### Do this
Print the complete set of entries exactly.

Stored records:
(begin)

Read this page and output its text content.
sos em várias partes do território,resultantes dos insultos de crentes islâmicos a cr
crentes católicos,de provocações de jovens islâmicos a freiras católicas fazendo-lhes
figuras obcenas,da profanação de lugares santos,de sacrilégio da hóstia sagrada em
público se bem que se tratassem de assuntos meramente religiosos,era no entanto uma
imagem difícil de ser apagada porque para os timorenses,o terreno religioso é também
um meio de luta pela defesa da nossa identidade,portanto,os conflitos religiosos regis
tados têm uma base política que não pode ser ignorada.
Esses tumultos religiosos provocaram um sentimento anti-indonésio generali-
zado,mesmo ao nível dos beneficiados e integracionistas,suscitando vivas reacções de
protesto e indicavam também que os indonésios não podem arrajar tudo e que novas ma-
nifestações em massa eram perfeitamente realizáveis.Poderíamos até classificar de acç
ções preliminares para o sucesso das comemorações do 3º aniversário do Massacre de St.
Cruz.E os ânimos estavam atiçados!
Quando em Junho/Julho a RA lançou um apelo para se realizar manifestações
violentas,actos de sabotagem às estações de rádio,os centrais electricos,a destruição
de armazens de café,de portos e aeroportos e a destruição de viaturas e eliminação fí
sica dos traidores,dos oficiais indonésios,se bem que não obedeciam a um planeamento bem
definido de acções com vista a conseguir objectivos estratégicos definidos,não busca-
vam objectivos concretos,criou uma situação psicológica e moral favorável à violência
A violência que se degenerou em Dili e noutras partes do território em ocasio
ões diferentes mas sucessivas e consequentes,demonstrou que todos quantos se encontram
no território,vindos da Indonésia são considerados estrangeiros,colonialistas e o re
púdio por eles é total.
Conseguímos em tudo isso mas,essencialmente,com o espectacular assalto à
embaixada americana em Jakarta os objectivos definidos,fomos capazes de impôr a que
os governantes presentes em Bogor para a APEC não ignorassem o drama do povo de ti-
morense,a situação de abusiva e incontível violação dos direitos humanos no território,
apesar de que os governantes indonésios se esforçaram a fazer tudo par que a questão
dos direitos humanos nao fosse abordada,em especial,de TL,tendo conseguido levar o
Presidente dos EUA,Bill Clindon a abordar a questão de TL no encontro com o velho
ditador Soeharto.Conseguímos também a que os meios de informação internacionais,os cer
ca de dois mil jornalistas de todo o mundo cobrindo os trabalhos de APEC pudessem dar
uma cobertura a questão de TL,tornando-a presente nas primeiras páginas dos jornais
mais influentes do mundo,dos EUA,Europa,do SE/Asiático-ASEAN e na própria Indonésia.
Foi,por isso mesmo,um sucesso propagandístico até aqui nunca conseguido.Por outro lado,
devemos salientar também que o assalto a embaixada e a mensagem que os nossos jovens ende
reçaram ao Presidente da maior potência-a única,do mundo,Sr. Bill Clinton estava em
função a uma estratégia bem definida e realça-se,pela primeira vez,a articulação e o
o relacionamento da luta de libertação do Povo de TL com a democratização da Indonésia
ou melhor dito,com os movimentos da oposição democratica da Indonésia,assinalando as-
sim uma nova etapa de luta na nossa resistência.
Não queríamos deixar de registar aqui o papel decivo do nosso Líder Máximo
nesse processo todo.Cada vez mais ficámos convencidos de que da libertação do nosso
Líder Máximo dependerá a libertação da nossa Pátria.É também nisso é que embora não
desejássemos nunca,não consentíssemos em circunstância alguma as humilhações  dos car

(end)

### Final result
Read this page and output its text content.
sos em várias partes do território,resultantes dos insultos de crentes islâmicos a cr
crentes católicos,de provocações de jovens islâmicos a freiras católicas fazendo-lhes
figuras obcenas,da profanação de lugares santos,de sacrilégio da hóstia sagrada em
público se bem que se tratassem de assuntos meramente religiosos,era no entanto uma
imagem difícil de ser apagada porque para os timorenses,o terreno religioso é também
um meio de luta pela defesa da nossa identidade,portanto,os conflitos religiosos regis
tados têm uma base política que não pode ser ignorada.
Esses tumultos religiosos provocaram um sentimento anti-indonésio generali-
zado,mesmo ao nível dos beneficiados e integracionistas,suscitando vivas reacções de
protesto e indicavam também que os indonésios não podem arrajar tudo e que novas ma-
nifestações em massa eram perfeitamente realizáveis.Poderíamos até classificar de acç
ções preliminares para o sucesso das comemorações do 3º aniversário do Massacre de St.
Cruz.E os ânimos estavam atiçados!
Quando em Junho/Julho a RA lançou um apelo para se realizar manifestações
violentas,actos de sabotagem às estações de rádio,os centrais electricos,a destruição
de armazens de café,de portos e aeroportos e a destruição de viaturas e eliminação fí
sica dos traidores,dos oficiais indonésios,se bem que não obedeciam a um planeamento bem
definido de acções com vista a conseguir objectivos estratégicos definidos,não busca-
vam objectivos concretos,criou uma situação psicológica e moral favorável à violência
A violência que se degenerou em Dili e noutras partes do território em ocasio
ões diferentes mas sucessivas e consequentes,demonstrou que todos quantos se encontram
no território,vindos da Indonésia são considerados estrangeiros,colonialistas e o re
púdio por eles é total.
Conseguímos em tudo isso mas,essencialmente,com o espectacular assalto à
embaixada americana em Jakarta os objectivos definidos,fomos capazes de impôr a que
os governantes presentes em Bogor para a APEC não ignorassem o drama do povo de ti-
morense,a situação de abusiva e incontível violação dos direitos humanos no território,
apesar de que os governantes indonésios se esforçaram a fazer tudo par que a questão
dos direitos humanos nao fosse abordada,em especial,de TL,tendo conseguido levar o
Presidente dos EUA,Bill Clindon a abordar a questão de TL no encontro com o velho
ditador Soeharto.Conseguímos também a que os meios de informação internacionais,os cer
ca de dois mil jornalistas de todo o mundo cobrindo os trabalhos de APEC pudessem dar
uma cobertura a questão de TL,tornando-a presente nas primeiras páginas dos jornais
mais influentes do mundo,dos EUA,Europa,do SE/Asiático-ASEAN e na própria Indonésia.
Foi,por isso mesmo,um sucesso propagandístico até aqui nunca conseguido.Por outro lado,
devemos salientar também que o assalto a embaixada e a mensagem que os nossos jovens ende
reçaram ao Presidente da maior potência-a única,do mundo,Sr. Bill Clinton estava em
função a uma estratégia bem definida e realça-se,pela primeira vez,a articulação e o
o relacionamento da luta de libertação do Povo de TL com a democratização da Indonésia
ou melhor dito,com os movimentos da oposição democratica da Indonésia,assinalando as-
sim uma nova etapa de luta na nossa resistência.
Não queríamos deixar de registar aqui o papel decivo do nosso Líder Máximo
nesse processo todo.Cada vez mais ficámos convencidos de que da libertação do nosso
Líder Máximo dependerá a libertação da nossa Pátria.É também nisso é que embora não
desejássemos nunca,não consentíssemos em circunstância alguma as humilhações  dos car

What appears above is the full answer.